◆ Available data:
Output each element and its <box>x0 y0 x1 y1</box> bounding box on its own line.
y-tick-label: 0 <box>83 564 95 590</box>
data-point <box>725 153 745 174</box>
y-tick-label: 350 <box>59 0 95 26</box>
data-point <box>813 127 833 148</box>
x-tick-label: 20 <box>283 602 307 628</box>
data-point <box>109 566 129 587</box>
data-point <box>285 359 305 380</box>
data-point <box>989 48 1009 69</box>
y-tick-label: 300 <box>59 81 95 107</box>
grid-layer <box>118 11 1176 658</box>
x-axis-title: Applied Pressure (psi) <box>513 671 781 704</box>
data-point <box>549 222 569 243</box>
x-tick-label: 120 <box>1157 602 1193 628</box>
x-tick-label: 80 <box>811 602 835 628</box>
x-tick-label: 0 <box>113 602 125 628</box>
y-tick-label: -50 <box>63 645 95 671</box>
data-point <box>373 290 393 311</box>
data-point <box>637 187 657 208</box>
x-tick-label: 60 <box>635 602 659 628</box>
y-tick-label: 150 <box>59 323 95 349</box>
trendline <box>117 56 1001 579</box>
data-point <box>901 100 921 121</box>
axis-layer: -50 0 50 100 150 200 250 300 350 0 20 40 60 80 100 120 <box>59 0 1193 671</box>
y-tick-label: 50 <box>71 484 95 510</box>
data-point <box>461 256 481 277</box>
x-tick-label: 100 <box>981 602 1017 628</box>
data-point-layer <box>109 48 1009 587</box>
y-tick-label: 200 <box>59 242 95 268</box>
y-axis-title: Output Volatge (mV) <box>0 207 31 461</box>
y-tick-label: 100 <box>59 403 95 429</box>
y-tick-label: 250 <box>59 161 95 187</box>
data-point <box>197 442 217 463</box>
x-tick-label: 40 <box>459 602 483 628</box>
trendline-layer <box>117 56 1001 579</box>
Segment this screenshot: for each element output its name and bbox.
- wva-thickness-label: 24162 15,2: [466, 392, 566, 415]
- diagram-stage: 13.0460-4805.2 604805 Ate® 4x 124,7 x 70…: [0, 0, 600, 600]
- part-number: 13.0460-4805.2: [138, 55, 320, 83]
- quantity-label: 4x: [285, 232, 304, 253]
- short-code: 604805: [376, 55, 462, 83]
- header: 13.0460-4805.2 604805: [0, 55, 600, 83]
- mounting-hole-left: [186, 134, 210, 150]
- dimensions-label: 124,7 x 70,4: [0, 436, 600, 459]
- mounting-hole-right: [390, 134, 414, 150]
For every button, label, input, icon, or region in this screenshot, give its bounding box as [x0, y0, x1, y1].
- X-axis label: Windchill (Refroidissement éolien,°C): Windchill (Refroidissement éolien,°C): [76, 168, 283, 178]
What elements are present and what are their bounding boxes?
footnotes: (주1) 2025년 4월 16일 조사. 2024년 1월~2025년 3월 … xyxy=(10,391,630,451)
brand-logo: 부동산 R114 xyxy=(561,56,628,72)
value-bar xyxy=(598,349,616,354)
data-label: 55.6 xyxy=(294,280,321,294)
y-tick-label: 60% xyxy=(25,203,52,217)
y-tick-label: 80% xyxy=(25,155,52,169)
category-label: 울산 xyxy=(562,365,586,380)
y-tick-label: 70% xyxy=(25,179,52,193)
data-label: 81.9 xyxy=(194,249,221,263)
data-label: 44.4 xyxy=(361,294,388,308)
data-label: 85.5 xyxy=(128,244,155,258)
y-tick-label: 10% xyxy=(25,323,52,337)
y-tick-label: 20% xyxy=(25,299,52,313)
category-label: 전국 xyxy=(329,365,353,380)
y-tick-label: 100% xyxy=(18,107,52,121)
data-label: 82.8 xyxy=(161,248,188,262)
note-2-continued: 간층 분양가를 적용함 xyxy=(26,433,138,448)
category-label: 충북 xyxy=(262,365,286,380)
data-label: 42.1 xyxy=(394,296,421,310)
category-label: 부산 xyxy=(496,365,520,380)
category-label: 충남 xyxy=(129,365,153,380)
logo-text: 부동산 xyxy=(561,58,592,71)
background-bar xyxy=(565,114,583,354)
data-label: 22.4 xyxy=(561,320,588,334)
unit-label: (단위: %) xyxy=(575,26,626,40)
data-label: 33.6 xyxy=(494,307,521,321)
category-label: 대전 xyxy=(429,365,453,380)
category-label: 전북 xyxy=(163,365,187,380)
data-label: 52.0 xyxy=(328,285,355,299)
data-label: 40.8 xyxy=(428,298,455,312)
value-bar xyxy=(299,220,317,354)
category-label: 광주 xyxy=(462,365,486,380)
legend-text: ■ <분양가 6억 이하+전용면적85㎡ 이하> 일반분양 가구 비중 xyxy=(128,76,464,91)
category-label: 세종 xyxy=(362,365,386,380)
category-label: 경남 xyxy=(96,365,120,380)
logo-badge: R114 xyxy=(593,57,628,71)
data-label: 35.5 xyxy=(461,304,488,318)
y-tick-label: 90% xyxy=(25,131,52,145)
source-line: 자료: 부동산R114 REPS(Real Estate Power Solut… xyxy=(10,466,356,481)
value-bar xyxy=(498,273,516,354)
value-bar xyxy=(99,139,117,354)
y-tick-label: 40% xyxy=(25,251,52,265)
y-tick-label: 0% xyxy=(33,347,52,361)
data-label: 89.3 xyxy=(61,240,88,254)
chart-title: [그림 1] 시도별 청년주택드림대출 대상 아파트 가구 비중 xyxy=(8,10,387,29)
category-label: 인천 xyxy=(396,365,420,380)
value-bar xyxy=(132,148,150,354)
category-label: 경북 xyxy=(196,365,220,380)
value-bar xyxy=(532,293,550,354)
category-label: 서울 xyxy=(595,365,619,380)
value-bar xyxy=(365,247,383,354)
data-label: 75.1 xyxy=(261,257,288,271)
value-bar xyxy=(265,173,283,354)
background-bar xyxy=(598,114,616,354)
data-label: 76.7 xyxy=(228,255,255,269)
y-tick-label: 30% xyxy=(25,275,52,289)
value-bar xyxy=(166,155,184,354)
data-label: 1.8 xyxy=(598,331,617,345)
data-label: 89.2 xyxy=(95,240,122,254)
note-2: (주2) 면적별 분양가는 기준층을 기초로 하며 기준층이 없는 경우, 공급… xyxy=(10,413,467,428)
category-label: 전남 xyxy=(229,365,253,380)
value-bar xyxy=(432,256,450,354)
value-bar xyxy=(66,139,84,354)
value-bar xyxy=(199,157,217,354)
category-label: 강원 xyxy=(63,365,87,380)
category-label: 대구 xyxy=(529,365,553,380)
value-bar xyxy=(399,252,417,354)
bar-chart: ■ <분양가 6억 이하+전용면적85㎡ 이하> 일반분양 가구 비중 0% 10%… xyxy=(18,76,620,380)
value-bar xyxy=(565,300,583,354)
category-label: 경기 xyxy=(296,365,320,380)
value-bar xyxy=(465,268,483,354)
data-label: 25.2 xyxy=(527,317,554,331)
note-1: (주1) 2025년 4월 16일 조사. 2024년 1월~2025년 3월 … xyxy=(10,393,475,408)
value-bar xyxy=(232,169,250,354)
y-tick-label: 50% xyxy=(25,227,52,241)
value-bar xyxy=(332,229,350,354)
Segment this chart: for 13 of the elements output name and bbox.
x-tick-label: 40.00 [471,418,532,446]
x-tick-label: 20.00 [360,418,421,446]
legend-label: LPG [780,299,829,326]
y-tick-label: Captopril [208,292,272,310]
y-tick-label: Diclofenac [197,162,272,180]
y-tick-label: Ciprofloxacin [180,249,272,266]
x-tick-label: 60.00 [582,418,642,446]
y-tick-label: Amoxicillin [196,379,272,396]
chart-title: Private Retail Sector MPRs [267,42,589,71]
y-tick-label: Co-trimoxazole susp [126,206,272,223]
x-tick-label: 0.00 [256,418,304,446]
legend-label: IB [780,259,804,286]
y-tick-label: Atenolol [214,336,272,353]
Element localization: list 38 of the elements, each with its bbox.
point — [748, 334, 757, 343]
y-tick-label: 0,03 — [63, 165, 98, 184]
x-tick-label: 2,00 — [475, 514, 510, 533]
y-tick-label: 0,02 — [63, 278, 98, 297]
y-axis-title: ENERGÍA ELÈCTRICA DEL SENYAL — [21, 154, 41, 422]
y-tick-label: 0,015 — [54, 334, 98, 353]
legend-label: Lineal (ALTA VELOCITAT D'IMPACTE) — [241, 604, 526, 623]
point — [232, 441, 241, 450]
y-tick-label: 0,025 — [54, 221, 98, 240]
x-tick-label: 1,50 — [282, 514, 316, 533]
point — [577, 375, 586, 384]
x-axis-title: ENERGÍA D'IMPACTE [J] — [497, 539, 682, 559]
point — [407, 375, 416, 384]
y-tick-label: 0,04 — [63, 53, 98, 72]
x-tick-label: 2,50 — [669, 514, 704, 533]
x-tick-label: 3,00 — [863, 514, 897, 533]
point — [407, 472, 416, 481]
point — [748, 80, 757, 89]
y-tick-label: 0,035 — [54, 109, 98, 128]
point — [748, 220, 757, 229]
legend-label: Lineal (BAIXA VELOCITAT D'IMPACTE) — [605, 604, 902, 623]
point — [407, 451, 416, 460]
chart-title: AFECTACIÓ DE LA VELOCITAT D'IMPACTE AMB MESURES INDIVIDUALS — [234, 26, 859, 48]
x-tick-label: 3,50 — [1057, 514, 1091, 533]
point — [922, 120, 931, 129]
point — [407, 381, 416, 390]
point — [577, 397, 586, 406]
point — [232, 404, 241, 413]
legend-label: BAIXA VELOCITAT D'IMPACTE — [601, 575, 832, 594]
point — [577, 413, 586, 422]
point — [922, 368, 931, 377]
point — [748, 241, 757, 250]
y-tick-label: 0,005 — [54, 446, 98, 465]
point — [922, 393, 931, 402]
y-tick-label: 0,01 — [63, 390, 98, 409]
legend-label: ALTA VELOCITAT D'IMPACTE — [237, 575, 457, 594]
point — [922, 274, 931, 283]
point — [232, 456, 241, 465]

◆ Set problem: Rewrite the rows from the start through the line that contains "data-point <box>549 222 569 243</box>", replacing "grid-layer" with "grid-area" and leaving everything else unchanged.

◆ Final result:
Output each element and its <box>x0 y0 x1 y1</box> bounding box on its own line.
y-tick-label: 0 <box>83 564 95 590</box>
data-point <box>725 153 745 174</box>
y-tick-label: 350 <box>59 0 95 26</box>
data-point <box>813 127 833 148</box>
x-tick-label: 20 <box>283 602 307 628</box>
data-point <box>109 566 129 587</box>
data-point <box>285 359 305 380</box>
data-point <box>989 48 1009 69</box>
y-tick-label: 300 <box>59 81 95 107</box>
grid-area <box>118 11 1176 658</box>
x-axis-title: Applied Pressure (psi) <box>513 671 781 704</box>
data-point <box>549 222 569 243</box>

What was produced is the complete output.